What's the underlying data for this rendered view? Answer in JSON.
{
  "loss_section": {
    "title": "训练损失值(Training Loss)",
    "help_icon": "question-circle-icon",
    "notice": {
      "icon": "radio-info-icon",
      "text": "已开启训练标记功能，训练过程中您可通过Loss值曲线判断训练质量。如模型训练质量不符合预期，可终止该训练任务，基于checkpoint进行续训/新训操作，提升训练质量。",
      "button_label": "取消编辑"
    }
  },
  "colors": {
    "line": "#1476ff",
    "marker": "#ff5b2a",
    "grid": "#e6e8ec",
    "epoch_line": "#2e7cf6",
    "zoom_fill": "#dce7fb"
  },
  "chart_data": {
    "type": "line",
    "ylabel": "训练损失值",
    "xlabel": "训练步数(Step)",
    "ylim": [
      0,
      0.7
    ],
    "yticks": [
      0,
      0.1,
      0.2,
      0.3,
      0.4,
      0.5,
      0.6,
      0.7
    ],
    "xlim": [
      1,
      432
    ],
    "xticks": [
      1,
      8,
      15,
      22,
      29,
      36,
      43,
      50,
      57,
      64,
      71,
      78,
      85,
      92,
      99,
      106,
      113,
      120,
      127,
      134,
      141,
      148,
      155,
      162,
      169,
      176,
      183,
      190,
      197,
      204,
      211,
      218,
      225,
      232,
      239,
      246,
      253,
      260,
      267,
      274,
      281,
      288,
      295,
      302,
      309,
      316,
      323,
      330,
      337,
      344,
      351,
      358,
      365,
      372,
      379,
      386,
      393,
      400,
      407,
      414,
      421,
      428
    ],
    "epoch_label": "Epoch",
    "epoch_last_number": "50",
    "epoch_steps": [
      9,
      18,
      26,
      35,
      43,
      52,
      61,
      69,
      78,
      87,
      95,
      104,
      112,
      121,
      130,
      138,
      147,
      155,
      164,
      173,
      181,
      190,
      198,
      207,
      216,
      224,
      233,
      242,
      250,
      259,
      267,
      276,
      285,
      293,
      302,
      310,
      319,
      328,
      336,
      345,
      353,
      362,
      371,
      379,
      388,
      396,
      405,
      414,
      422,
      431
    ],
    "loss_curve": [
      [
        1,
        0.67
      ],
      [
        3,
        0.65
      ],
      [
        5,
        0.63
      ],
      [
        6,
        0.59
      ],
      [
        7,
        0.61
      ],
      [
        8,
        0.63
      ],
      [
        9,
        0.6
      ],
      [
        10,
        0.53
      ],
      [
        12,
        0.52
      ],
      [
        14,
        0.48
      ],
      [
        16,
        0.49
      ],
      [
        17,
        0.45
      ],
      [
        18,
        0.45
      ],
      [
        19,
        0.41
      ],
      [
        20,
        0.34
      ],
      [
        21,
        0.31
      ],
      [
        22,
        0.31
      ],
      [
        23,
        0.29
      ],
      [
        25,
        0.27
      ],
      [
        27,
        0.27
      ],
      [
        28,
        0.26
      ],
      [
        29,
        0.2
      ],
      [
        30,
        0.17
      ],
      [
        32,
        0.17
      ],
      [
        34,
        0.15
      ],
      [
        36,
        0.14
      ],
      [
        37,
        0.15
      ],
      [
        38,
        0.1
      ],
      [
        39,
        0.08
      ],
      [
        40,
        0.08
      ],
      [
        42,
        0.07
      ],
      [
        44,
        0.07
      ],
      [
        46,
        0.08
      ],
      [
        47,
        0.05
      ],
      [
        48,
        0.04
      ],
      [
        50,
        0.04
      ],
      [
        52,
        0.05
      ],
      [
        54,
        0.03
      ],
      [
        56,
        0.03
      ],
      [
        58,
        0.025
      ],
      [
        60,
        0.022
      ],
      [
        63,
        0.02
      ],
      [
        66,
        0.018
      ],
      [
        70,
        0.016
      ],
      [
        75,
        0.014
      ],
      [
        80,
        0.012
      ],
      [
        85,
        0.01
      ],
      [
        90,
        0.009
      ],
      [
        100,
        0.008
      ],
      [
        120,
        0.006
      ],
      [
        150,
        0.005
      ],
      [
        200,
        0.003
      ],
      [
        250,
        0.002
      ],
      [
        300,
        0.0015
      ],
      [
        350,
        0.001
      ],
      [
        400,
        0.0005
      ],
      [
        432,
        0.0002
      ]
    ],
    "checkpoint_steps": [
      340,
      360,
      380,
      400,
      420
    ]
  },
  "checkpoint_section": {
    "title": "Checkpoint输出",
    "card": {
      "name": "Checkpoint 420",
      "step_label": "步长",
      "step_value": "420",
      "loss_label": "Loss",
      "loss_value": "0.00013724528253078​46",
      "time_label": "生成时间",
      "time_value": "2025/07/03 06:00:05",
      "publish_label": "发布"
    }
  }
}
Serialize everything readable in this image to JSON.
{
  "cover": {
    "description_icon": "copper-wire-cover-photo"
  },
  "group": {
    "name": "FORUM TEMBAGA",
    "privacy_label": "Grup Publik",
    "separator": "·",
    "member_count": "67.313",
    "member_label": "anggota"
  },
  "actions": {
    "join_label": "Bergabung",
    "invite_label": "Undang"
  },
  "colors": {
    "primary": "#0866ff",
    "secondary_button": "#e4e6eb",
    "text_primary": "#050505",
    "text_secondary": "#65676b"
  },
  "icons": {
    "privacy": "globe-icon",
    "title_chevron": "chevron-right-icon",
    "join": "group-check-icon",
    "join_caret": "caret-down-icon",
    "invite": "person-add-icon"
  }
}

········

_What to do_.
Every record should be given again exactly.

_Result below_.
What's the underlying data for this rendered view? Answer in JSON.
{
  "loss_section": {
    "title": "训练损失值(Training Loss)",
    "help_icon": "question-circle-icon",
    "notice": {
      "icon": "radio-info-icon",
      "text": "已开启训练标记功能，训练过程中您可通过Loss值曲线判断训练质量。如模型训练质量不符合预期，可终止该训练任务，基于checkpoint进行续训/新训操作，提升训练质量。",
      "button_label": "取消编辑"
    }
  },
  "colors": {
    "line": "#1476ff",
    "marker": "#ff5b2a",
    "grid": "#e6e8ec",
    "epoch_line": "#2e7cf6",
    "zoom_fill": "#dce7fb"
  },
  "chart_data": {
    "type": "line",
    "ylabel": "训练损失值",
    "xlabel": "训练步数(Step)",
    "ylim": [
      0,
      0.7
    ],
    "yticks": [
      0,
      0.1,
      0.2,
      0.3,
      0.4,
      0.5,
      0.6,
      0.7
    ],
    "xlim": [
      1,
      432
    ],
    "xticks": [
      1,
      8,
      15,
      22,
      29,
      36,
      43,
      50,
      57,
      64,
      71,
      78,
      85,
      92,
      99,
      106,
      113,
      120,
      127,
      134,
      141,
      148,
      155,
      162,
      169,
      176,
      183,
      190,
      197,
      204,
      211,
      218,
      225,
      232,
      239,
      246,
      253,
      260,
      267,
      274,
      281,
      288,
      295,
      302,
      309,
      316,
      323,
      330,
      337,
      344,
      351,
      358,
      365,
      372,
      379,
      386,
      393,
      400,
      407,
      414,
      421,
      428
    ],
    "epoch_label": "Epoch",
    "epoch_last_number": "50",
    "epoch_steps": [
      9,
      18,
      26,
      35,
      43,
      52,
      61,
      69,
      78,
      87,
      95,
      104,
      112,
      121,
      130,
      138,
      147,
      155,
      164,
      173,
      181,
      190,
      198,
      207,
      216,
      224,
      233,
      242,
      250,
      259,
      267,
      276,
      285,
      293,
      302,
      310,
      319,
      328,
      336,
      345,
      353,
      362,
      371,
      379,
      388,
      396,
      405,
      414,
      422,
      431
    ],
    "loss_curve": [
      [
        1,
        0.67
      ],
      [
        3,
        0.65
      ],
      [
        5,
        0.63
      ],
      [
        6,
        0.59
      ],
      [
        7,
        0.61
      ],
      [
        8,
        0.63
      ],
      [
        9,
        0.6
      ],
      [
        10,
        0.53
      ],
      [
        12,
        0.52
      ],
      [
        14,
        0.48
      ],
      [
        16,
        0.49
      ],
      [
        17,
        0.45
      ],
      [
        18,
        0.45
      ],
      [
        19,
        0.41
      ],
      [
        20,
        0.34
      ],
      [
        21,
        0.31
      ],
      [
        22,
        0.31
      ],
      [
        23,
        0.29
      ],
      [
        25,
        0.27
      ],
      [
        27,
        0.27
      ],
      [
        28,
        0.26
      ],
      [
        29,
        0.2
      ],
      [
        30,
        0.17
      ],
      [
        32,
        0.17
      ],
      [
        34,
        0.15
      ],
      [
        36,
        0.14
      ],
      [
        37,
        0.15
      ],
      [
        38,
        0.1
      ],
      [
        39,
        0.08
      ],
      [
        40,
        0.08
      ],
      [
        42,
        0.07
      ],
      [
        44,
        0.07
      ],
      [
        46,
        0.08
      ],
      [
        47,
        0.05
      ],
      [
        48,
        0.04
      ],
      [
        50,
        0.04
      ],
      [
        52,
        0.05
      ],
      [
        54,
        0.03
      ],
      [
        56,
        0.03
      ],
      [
        58,
        0.025
      ],
      [
        60,
        0.022
      ],
      [
        63,
        0.02
      ],
      [
        66,
        0.018
      ],
      [
        70,
        0.016
      ],
      [
        75,
        0.014
      ],
      [
        80,
        0.012
      ],
      [
        85,
        0.01
      ],
      [
        90,
        0.009
      ],
      [
        100,
        0.008
      ],
      [
        120,
        0.006
      ],
      [
        150,
        0.005
      ],
      [
        200,
        0.003
      ],
      [
        250,
        0.002
      ],
      [
        300,
        0.0015
      ],
      [
        350,
        0.001
      ],
      [
        400,
        0.0005
      ],
      [
        432,
        0.0002
      ]
    ],
    "checkpoint_steps": [
      340,
      360,
      380,
      400,
      420
    ]
  },
  "checkpoint_section": {
    "title": "Checkpoint输出",
    "card": {
      "name": "Checkpoint 420",
      "step_label": "步长",
      "step_value": "420",
      "loss_label": "Loss",
      "loss_value": "0.00013724528253078​46",
      "time_label": "生成时间",
      "time_value": "2025/07/03 06:00:05",
      "publish_label": "发布"
    }
  }
}
Serialize everything readable in this image to JSON.
{
  "cover": {
    "description_icon": "copper-wire-cover-photo"
  },
  "group": {
    "name": "FORUM TEMBAGA",
    "privacy_label": "Grup Publik",
    "separator": "·",
    "member_count": "67.313",
    "member_label": "anggota"
  },
  "actions": {
    "join_label": "Bergabung",
    "invite_label": "Undang"
  },
  "colors": {
    "primary": "#0866ff",
    "secondary_button": "#e4e6eb",
    "text_primary": "#050505",
    "text_secondary": "#65676b"
  },
  "icons": {
    "privacy": "globe-icon",
    "title_chevron": "chevron-right-icon",
    "join": "group-check-icon",
    "join_caret": "caret-down-icon",
    "invite": "person-add-icon"
  }
}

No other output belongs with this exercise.